======== DOCUMENTTEKST
Uitkijken met de WLZ-regeling
Tegenwoordig neemt bijna iedereen een WLZ clausule op in zijn of haar testament. Deze clausule voorkomt dat u uw eigen vermogen (spaargeld en woning) moet gaan opeten als u in de zorg terecht komt.
Een mooie clausule lijkt het, maar als groot nadeel heeft deze clausule dat de clausules in het testament waarmee we erfbelasting gaan besparen (soms tienduizenden euro’s) niet meer gelden en er alsnog (te) veel erfbelasting moet worden betaald.
Wat is er aan de hand?
Wanneer de eerste ouder overlijdt wordt tegenwoordig de rente of ventielclausule opgenomen. Met deze clausule laten we een rente lopen op de erfdelen van de kinderen. Wanneer de eerste ouder is overleden gaat deze rente “lopen”, waardoor de erfdelen van de kinderen iedere dag groter en groter worden.
================
======== AANGELEVERDE RIJEN
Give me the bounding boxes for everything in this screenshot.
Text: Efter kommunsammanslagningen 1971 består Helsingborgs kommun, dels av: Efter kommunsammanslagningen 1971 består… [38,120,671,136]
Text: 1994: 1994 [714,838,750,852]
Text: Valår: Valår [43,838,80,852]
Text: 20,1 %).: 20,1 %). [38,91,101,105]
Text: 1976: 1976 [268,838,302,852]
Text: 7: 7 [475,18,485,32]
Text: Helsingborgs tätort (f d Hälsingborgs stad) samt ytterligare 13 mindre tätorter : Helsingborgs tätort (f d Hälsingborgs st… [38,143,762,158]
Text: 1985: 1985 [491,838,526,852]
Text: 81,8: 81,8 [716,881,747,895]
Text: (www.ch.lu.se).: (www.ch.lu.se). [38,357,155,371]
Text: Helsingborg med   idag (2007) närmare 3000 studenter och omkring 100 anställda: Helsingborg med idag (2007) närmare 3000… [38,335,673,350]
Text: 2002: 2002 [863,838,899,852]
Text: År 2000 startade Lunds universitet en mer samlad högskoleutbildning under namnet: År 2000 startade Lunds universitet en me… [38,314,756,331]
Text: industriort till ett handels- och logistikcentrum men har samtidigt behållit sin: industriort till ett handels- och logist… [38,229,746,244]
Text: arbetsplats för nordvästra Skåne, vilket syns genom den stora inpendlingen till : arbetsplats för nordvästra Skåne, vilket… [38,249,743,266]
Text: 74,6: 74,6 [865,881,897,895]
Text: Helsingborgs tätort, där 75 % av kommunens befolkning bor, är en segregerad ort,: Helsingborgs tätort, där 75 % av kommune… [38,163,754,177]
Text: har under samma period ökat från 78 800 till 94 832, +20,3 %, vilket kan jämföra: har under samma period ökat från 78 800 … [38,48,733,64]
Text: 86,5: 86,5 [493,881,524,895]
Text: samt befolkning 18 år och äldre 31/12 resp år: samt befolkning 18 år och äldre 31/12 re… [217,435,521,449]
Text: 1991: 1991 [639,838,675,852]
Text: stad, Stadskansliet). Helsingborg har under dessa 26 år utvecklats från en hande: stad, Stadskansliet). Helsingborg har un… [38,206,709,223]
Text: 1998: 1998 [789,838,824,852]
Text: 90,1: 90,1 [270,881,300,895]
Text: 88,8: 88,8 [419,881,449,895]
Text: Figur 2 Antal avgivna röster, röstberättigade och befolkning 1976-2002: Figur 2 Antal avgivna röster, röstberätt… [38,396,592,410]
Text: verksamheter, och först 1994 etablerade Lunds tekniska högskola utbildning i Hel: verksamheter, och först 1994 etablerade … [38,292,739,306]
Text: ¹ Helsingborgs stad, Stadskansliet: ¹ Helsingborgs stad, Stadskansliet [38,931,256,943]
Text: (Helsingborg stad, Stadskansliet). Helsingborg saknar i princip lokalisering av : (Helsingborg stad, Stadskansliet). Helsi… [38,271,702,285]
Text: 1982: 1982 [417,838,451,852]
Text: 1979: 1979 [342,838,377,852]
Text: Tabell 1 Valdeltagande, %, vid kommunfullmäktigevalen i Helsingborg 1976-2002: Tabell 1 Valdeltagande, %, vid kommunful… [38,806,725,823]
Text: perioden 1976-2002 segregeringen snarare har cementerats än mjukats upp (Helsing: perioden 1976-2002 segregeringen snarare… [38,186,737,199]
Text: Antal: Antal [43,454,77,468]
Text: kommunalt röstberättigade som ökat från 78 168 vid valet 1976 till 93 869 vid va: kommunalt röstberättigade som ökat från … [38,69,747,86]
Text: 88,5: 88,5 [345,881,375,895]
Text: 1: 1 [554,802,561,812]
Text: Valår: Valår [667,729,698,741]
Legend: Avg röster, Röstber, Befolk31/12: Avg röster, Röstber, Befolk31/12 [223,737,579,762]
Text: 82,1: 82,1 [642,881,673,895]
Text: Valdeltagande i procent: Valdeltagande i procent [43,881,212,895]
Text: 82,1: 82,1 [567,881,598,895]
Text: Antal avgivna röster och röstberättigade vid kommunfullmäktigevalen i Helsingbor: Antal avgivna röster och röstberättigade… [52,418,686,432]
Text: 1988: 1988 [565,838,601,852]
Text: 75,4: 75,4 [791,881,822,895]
================
--- OPDRACHTEN ---
1/ Welke twee vormen van eigen vermogen noemt de tekst over de WLZ-regeling?
2/ Leg uit waarom de erfdelen van de kinderen volgens de tekst over de WLZ-regeling na het overlijden van de eerste ouder elke dag groter worden.
3/ Zet de tekst over de WLZ-regeling voort na de laatste zin.

--- UITWERKINGEN ---
1/ Spaargeld en de woning.

2/ Bij het overlijden van de eerste ouder wordt de rente- of ventielclausule opgenomen, waardoor er een rente gaat lopen op de erfdelen van de kinderen. Omdat die rente vanaf dat moment loopt, groeien de erfdelen iedere dag.

3/
Wanneer nu de laatste ouder overlijdt zegt de WLZ clausule dat de erfdelen van de kinderen opeisbaar worden en moeten worden uitbetaald. Door het uitbetalen van deze erfdelen stopt de rente ook met “lopen” en wordt er verder geen belasting meer bespaard.
De oplossing: een (goed) testament met een WLZ clausule die de belastingbesparing- clausule aanvult in plaats van tegenwerkt.